** start of DATA PROVIDED **
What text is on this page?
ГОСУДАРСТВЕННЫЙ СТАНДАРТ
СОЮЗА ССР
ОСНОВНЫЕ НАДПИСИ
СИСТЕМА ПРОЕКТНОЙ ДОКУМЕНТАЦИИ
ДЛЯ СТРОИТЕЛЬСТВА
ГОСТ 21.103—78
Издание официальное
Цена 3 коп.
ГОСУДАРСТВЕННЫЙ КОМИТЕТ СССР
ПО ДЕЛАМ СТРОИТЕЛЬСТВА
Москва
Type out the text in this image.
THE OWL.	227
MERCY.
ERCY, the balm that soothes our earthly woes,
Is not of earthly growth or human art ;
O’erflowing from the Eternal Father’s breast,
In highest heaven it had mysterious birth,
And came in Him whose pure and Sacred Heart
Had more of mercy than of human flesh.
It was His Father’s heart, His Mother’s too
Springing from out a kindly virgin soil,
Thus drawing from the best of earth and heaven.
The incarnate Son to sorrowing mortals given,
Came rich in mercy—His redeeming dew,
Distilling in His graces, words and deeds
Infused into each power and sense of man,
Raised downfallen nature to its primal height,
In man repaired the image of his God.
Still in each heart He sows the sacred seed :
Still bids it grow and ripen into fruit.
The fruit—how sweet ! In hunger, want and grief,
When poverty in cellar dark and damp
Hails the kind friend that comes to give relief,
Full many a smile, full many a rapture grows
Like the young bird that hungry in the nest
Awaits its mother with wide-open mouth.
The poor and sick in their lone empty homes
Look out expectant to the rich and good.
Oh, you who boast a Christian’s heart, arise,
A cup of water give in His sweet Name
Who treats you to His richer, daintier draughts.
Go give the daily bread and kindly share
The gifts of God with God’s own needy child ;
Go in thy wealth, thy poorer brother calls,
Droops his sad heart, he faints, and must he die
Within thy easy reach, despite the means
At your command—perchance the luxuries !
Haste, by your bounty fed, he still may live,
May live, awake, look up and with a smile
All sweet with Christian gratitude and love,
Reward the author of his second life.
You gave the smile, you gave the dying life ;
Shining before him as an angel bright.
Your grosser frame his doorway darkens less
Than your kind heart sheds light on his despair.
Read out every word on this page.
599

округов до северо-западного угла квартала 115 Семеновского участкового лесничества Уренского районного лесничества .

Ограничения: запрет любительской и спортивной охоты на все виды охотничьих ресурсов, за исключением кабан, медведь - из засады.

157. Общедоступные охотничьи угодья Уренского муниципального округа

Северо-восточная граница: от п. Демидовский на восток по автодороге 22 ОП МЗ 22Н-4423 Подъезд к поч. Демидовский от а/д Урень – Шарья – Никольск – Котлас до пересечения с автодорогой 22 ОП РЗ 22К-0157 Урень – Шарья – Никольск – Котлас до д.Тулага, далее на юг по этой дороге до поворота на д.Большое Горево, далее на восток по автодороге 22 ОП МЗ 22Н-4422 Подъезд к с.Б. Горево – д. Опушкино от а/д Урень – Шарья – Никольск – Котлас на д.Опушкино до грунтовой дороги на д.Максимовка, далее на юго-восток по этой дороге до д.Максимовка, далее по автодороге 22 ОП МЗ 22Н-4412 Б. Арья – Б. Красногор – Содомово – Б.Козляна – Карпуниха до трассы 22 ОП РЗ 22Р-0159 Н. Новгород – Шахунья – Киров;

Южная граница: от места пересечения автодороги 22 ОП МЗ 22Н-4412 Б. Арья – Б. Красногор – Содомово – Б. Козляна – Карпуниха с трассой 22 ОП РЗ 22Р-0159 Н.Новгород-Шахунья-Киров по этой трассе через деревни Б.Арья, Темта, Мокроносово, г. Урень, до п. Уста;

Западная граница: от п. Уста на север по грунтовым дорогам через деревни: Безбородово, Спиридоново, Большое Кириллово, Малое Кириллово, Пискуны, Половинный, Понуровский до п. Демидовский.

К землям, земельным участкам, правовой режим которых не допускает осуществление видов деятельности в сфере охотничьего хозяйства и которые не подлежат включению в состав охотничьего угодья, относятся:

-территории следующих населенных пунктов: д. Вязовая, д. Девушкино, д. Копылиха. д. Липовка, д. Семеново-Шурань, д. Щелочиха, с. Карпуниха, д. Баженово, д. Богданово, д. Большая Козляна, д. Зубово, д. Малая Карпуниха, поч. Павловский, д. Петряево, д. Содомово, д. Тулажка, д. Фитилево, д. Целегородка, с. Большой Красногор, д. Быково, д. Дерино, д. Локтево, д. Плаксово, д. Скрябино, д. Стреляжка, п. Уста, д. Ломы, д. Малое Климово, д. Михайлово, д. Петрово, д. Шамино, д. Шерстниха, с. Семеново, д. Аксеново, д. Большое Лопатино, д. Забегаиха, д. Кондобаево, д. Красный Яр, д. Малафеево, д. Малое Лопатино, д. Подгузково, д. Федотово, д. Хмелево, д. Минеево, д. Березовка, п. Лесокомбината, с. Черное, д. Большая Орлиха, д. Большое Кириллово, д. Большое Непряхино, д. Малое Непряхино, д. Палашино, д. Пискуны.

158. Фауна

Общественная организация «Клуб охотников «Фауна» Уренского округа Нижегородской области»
** end of DATA PROVIDED **
### [TASK STATEMENT]
Give an exact repetition of all the material.

### [OUTPUT OF THE TASK]
What text is on this page?
ГОСУДАРСТВЕННЫЙ СТАНДАРТ
СОЮЗА ССР
ОСНОВНЫЕ НАДПИСИ
СИСТЕМА ПРОЕКТНОЙ ДОКУМЕНТАЦИИ
ДЛЯ СТРОИТЕЛЬСТВА
ГОСТ 21.103—78
Издание официальное
Цена 3 коп.
ГОСУДАРСТВЕННЫЙ КОМИТЕТ СССР
ПО ДЕЛАМ СТРОИТЕЛЬСТВА
Москва
Type out the text in this image.
THE OWL.	227
MERCY.
ERCY, the balm that soothes our earthly woes,
Is not of earthly growth or human art ;
O’erflowing from the Eternal Father’s breast,
In highest heaven it had mysterious birth,
And came in Him whose pure and Sacred Heart
Had more of mercy than of human flesh.
It was His Father’s heart, His Mother’s too
Springing from out a kindly virgin soil,
Thus drawing from the best of earth and heaven.
The incarnate Son to sorrowing mortals given,
Came rich in mercy—His redeeming dew,
Distilling in His graces, words and deeds
Infused into each power and sense of man,
Raised downfallen nature to its primal height,
In man repaired the image of his God.
Still in each heart He sows the sacred seed :
Still bids it grow and ripen into fruit.
The fruit—how sweet ! In hunger, want and grief,
When poverty in cellar dark and damp
Hails the kind friend that comes to give relief,
Full many a smile, full many a rapture grows
Like the young bird that hungry in the nest
Awaits its mother with wide-open mouth.
The poor and sick in their lone empty homes
Look out expectant to the rich and good.
Oh, you who boast a Christian’s heart, arise,
A cup of water give in His sweet Name
Who treats you to His richer, daintier draughts.
Go give the daily bread and kindly share
The gifts of God with God’s own needy child ;
Go in thy wealth, thy poorer brother calls,
Droops his sad heart, he faints, and must he die
Within thy easy reach, despite the means
At your command—perchance the luxuries !
Haste, by your bounty fed, he still may live,
May live, awake, look up and with a smile
All sweet with Christian gratitude and love,
Reward the author of his second life.
You gave the smile, you gave the dying life ;
Shining before him as an angel bright.
Your grosser frame his doorway darkens less
Than your kind heart sheds light on his despair.
Read out every word on this page.
599

округов до северо-западного угла квартала 115 Семеновского участкового лесничества Уренского районного лесничества .

Ограничения: запрет любительской и спортивной охоты на все виды охотничьих ресурсов, за исключением кабан, медведь - из засады.

157. Общедоступные охотничьи угодья Уренского муниципального округа

Северо-восточная граница: от п. Демидовский на восток по автодороге 22 ОП МЗ 22Н-4423 Подъезд к поч. Демидовский от а/д Урень – Шарья – Никольск – Котлас до пересечения с автодорогой 22 ОП РЗ 22К-0157 Урень – Шарья – Никольск – Котлас до д.Тулага, далее на юг по этой дороге до поворота на д.Большое Горево, далее на восток по автодороге 22 ОП МЗ 22Н-4422 Подъезд к с.Б. Горево – д. Опушкино от а/д Урень – Шарья – Никольск – Котлас на д.Опушкино до грунтовой дороги на д.Максимовка, далее на юго-восток по этой дороге до д.Максимовка, далее по автодороге 22 ОП МЗ 22Н-4412 Б. Арья – Б. Красногор – Содомово – Б.Козляна – Карпуниха до трассы 22 ОП РЗ 22Р-0159 Н. Новгород – Шахунья – Киров;

Южная граница: от места пересечения автодороги 22 ОП МЗ 22Н-4412 Б. Арья – Б. Красногор – Содомово – Б. Козляна – Карпуниха с трассой 22 ОП РЗ 22Р-0159 Н.Новгород-Шахунья-Киров по этой трассе через деревни Б.Арья, Темта, Мокроносово, г. Урень, до п. Уста;

Западная граница: от п. Уста на север по грунтовым дорогам через деревни: Безбородово, Спиридоново, Большое Кириллово, Малое Кириллово, Пискуны, Половинный, Понуровский до п. Демидовский.

К землям, земельным участкам, правовой режим которых не допускает осуществление видов деятельности в сфере охотничьего хозяйства и которые не подлежат включению в состав охотничьего угодья, относятся:

-территории следующих населенных пунктов: д. Вязовая, д. Девушкино, д. Копылиха. д. Липовка, д. Семеново-Шурань, д. Щелочиха, с. Карпуниха, д. Баженово, д. Богданово, д. Большая Козляна, д. Зубово, д. Малая Карпуниха, поч. Павловский, д. Петряево, д. Содомово, д. Тулажка, д. Фитилево, д. Целегородка, с. Большой Красногор, д. Быково, д. Дерино, д. Локтево, д. Плаксово, д. Скрябино, д. Стреляжка, п. Уста, д. Ломы, д. Малое Климово, д. Михайлово, д. Петрово, д. Шамино, д. Шерстниха, с. Семеново, д. Аксеново, д. Большое Лопатино, д. Забегаиха, д. Кондобаево, д. Красный Яр, д. Малафеево, д. Малое Лопатино, д. Подгузково, д. Федотово, д. Хмелево, д. Минеево, д. Березовка, п. Лесокомбината, с. Черное, д. Большая Орлиха, д. Большое Кириллово, д. Большое Непряхино, д. Малое Непряхино, д. Палашино, д. Пискуны.

158. Фауна

Общественная организация «Клуб охотников «Фауна» Уренского округа Нижегородской области»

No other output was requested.